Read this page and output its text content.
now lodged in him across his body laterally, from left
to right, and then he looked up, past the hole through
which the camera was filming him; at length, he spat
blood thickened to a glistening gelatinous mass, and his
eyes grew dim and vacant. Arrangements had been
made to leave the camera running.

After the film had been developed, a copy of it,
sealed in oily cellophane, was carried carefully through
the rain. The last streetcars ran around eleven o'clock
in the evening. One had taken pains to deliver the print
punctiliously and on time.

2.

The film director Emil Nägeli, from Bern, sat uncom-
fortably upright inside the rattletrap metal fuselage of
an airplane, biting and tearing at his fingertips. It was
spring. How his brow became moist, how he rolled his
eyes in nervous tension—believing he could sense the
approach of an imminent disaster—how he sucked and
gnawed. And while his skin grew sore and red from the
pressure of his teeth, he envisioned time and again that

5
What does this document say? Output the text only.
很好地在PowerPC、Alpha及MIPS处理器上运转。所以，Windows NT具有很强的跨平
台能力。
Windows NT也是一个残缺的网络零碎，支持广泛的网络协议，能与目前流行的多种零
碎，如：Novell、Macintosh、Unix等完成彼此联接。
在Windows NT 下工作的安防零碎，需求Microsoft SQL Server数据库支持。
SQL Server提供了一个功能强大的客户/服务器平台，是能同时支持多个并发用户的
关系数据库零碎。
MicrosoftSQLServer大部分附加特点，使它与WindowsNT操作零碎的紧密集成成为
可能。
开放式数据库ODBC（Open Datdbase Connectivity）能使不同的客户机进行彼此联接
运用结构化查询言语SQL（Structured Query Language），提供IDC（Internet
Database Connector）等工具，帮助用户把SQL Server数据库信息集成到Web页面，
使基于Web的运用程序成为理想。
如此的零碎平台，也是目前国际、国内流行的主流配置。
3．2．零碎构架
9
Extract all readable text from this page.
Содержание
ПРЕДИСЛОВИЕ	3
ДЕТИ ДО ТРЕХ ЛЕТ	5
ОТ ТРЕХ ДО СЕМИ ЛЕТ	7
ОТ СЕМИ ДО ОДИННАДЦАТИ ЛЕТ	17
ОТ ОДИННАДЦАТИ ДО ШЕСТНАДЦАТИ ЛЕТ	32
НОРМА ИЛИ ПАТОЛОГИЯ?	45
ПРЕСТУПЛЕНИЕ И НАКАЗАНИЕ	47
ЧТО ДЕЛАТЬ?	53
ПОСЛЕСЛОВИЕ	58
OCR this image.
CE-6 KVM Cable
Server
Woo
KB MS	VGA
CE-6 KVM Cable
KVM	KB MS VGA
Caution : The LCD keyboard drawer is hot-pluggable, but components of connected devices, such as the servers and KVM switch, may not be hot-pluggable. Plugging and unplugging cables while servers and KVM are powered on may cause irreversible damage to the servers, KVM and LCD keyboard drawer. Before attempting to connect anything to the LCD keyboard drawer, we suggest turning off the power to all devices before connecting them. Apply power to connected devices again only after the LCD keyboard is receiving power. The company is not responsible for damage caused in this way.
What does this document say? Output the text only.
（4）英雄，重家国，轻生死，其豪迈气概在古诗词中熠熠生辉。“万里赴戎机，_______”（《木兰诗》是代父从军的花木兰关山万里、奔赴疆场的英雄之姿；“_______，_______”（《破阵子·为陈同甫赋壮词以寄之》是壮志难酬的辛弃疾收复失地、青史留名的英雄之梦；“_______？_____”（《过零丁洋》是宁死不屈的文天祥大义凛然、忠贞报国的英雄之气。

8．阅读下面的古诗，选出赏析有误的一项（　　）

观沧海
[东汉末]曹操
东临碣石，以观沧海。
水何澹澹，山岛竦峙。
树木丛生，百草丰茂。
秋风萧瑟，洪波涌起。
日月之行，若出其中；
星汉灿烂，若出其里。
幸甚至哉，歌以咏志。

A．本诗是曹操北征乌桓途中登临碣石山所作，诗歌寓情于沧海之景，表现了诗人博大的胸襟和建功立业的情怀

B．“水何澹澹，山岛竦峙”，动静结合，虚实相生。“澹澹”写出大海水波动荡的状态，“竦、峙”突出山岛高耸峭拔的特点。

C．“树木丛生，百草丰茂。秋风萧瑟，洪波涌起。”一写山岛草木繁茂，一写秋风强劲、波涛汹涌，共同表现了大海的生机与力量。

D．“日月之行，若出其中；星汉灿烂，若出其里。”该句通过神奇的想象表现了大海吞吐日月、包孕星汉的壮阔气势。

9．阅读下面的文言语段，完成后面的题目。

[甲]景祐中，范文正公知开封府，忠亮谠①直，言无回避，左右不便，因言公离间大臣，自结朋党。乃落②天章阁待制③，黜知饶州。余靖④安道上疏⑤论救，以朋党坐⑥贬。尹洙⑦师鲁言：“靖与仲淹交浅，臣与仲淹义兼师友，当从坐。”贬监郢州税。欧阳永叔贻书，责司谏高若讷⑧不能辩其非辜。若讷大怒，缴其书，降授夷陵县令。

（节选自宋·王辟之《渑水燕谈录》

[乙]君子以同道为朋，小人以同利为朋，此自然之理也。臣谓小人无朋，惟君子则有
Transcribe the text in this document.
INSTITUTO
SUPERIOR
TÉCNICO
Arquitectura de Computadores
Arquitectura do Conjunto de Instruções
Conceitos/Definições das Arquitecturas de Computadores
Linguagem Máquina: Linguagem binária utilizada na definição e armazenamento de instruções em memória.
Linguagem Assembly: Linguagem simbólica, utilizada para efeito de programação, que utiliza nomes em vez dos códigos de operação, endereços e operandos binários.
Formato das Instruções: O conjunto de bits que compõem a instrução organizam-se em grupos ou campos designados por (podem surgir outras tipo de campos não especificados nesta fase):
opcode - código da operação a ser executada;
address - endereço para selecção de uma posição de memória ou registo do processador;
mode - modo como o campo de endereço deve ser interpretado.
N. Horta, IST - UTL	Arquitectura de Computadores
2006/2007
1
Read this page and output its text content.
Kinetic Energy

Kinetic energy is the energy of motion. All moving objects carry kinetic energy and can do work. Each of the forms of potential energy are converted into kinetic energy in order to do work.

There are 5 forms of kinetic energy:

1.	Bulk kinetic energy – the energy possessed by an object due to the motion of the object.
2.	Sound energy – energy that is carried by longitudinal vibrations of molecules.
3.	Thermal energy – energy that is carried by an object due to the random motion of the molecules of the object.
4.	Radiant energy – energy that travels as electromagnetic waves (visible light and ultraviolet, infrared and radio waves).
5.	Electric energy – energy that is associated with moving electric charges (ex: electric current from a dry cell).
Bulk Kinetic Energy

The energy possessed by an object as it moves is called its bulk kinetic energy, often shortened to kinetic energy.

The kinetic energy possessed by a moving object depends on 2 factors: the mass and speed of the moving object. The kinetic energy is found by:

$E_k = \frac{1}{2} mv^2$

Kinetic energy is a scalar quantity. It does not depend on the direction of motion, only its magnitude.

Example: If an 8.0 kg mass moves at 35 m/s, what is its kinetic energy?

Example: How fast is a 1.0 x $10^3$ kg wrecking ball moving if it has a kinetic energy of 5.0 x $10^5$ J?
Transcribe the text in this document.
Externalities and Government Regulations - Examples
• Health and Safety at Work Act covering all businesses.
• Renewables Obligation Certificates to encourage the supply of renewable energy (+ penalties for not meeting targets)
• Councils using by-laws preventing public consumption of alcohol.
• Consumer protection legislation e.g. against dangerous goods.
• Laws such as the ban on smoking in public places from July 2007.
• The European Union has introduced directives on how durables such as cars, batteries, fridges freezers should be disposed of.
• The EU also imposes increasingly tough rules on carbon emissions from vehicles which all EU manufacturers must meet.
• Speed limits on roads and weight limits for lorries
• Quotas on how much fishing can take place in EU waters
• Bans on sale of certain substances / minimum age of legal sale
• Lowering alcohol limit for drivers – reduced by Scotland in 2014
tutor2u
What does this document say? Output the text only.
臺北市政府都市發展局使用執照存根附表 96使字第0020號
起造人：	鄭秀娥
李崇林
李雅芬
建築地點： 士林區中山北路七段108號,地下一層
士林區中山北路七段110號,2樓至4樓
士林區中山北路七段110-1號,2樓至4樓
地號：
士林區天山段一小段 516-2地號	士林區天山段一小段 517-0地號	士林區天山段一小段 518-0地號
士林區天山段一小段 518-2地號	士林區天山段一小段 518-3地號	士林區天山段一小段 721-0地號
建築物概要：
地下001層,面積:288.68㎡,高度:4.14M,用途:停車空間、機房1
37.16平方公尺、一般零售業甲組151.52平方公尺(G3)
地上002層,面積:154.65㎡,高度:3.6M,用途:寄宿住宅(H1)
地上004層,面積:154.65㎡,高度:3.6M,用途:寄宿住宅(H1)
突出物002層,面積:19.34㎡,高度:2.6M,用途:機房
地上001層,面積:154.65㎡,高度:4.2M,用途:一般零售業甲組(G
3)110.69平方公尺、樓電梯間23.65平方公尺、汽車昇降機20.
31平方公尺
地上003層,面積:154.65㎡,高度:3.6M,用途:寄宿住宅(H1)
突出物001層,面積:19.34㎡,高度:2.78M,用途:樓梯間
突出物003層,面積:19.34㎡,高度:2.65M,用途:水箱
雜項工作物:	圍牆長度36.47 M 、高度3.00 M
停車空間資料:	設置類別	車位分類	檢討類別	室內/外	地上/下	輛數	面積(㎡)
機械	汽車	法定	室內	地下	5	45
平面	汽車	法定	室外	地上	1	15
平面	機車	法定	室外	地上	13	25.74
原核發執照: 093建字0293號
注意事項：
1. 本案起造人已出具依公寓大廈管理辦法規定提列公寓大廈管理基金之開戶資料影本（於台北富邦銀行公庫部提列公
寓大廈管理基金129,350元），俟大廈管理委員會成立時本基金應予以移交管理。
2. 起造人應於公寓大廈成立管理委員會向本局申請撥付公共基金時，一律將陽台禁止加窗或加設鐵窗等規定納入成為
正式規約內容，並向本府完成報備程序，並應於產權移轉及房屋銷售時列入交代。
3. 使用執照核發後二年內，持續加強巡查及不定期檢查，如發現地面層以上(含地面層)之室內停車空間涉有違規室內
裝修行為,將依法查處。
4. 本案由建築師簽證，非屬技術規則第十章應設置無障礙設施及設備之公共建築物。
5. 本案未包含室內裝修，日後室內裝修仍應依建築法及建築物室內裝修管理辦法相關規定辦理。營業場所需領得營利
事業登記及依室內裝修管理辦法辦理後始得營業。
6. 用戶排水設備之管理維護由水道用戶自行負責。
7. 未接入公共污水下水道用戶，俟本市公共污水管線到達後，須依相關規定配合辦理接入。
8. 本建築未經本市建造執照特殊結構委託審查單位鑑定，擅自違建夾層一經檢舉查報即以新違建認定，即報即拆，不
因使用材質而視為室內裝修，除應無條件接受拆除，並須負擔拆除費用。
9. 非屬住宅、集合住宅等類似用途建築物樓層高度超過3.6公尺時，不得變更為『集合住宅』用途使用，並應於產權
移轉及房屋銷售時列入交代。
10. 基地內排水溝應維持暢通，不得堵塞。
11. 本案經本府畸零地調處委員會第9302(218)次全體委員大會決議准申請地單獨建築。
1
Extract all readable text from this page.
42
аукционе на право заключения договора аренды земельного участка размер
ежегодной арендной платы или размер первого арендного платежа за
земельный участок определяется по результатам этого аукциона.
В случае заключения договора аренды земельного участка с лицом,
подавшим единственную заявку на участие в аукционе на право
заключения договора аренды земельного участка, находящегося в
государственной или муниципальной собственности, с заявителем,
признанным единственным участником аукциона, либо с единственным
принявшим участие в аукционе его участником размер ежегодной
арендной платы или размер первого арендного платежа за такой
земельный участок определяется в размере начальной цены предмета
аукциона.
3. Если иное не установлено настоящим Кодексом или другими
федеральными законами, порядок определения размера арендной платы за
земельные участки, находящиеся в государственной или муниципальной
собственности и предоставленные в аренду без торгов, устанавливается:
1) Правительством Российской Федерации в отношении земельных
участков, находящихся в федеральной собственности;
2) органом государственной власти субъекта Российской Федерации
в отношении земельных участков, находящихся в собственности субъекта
• • •
§ Written request
In the listing, find every line containing the word "士林區天山段一小段" and list it.

§ Exercise answer
士林區天山段一小段 516-2地號	士林區天山段一小段 517-0地號	士林區天山段一小段 518-0地號
士林區天山段一小段 518-2地號	士林區天山段一小段 518-3地號	士林區天山段一小段 721-0地號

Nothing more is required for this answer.